* start *
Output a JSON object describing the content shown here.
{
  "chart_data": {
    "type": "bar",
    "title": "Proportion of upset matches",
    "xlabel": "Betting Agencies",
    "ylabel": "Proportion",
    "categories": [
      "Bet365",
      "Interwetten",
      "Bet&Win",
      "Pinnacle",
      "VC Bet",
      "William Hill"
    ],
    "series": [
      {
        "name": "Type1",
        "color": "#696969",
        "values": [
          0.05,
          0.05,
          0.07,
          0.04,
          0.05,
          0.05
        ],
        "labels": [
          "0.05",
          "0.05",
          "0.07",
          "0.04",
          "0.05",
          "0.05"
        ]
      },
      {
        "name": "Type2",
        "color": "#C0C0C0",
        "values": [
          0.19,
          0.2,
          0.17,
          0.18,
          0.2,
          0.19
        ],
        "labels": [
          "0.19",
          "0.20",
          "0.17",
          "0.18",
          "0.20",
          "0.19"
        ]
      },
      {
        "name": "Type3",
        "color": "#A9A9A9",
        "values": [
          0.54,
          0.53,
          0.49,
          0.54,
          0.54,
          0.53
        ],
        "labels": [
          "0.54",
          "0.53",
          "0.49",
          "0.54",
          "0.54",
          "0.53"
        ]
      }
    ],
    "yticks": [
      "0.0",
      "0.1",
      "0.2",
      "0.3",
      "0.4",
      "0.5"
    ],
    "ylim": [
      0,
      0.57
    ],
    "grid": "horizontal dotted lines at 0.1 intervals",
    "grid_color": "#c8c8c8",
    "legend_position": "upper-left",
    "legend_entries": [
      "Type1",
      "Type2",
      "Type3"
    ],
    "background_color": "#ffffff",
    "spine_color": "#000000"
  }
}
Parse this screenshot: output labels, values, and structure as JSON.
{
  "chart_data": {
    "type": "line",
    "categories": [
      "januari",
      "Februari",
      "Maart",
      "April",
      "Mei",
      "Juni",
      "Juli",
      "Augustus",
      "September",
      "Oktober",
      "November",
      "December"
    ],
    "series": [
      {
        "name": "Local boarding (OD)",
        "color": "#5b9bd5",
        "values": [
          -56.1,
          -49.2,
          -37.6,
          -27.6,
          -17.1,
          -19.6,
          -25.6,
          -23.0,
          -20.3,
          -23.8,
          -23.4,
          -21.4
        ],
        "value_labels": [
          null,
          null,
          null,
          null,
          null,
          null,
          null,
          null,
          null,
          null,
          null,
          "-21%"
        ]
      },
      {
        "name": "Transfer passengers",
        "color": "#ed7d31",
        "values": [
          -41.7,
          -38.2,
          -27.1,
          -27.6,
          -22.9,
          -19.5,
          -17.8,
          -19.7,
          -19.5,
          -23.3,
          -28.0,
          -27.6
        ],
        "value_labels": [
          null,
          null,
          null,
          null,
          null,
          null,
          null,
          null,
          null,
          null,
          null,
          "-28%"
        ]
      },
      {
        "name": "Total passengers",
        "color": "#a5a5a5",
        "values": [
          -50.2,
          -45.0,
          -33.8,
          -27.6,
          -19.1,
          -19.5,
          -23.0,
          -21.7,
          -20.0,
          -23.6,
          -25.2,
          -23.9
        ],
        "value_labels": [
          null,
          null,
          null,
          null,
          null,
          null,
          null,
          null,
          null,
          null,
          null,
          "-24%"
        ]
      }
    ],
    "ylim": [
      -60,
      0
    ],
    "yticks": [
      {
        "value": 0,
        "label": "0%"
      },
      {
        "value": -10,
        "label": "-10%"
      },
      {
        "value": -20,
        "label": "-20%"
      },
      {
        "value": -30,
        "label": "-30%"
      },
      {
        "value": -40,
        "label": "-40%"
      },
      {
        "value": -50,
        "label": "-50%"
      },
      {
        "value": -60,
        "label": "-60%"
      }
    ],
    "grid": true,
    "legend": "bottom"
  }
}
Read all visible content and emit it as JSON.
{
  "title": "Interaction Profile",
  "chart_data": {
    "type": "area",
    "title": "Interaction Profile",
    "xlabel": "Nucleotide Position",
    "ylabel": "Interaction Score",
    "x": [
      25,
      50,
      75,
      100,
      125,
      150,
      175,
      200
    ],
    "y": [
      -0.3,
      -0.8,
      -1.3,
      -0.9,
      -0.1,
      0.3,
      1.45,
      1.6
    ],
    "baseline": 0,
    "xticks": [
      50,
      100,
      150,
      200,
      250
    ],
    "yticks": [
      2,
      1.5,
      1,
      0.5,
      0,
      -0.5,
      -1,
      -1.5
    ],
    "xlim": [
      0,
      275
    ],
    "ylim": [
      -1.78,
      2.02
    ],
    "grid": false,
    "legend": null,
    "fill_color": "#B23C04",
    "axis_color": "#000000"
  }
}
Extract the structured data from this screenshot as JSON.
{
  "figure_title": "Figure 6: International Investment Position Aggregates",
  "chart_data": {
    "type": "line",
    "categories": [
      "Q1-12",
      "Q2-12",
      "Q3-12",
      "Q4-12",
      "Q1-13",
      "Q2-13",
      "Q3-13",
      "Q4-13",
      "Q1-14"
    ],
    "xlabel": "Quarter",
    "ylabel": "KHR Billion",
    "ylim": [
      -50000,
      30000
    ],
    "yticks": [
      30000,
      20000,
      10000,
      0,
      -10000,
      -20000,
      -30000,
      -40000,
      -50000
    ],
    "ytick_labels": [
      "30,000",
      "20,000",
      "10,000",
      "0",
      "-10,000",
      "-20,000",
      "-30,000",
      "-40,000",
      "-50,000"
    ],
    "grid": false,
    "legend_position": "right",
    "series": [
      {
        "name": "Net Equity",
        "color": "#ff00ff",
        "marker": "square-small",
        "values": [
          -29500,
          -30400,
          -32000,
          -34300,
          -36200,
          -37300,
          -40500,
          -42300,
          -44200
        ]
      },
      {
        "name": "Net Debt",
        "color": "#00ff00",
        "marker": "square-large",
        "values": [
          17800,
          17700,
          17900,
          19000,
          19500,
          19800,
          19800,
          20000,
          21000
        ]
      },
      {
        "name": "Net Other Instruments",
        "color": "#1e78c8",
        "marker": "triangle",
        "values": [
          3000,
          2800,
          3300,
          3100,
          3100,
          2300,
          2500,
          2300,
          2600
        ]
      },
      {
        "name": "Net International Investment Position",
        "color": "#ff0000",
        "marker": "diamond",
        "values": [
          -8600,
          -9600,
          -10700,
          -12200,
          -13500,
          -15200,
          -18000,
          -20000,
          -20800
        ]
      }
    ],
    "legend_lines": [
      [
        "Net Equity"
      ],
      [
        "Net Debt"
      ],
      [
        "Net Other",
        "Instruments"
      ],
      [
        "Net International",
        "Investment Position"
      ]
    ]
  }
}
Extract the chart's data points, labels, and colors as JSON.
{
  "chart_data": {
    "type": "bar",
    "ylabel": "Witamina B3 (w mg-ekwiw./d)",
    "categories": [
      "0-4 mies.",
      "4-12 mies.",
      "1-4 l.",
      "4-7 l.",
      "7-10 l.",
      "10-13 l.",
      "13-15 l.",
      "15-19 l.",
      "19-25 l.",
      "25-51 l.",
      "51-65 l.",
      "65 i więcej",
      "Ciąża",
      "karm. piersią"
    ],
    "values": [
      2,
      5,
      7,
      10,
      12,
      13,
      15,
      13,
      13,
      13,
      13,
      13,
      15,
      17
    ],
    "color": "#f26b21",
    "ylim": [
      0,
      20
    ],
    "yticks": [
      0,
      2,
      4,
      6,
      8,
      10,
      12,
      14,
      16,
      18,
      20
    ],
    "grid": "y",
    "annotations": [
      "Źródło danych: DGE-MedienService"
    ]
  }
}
* end *
Return every line from the records above that holds the word "marker".

> [Finished exercise]:
        "marker": "square-small",
        "marker": "square-large",
        "marker": "triangle",
        "marker": "diamond",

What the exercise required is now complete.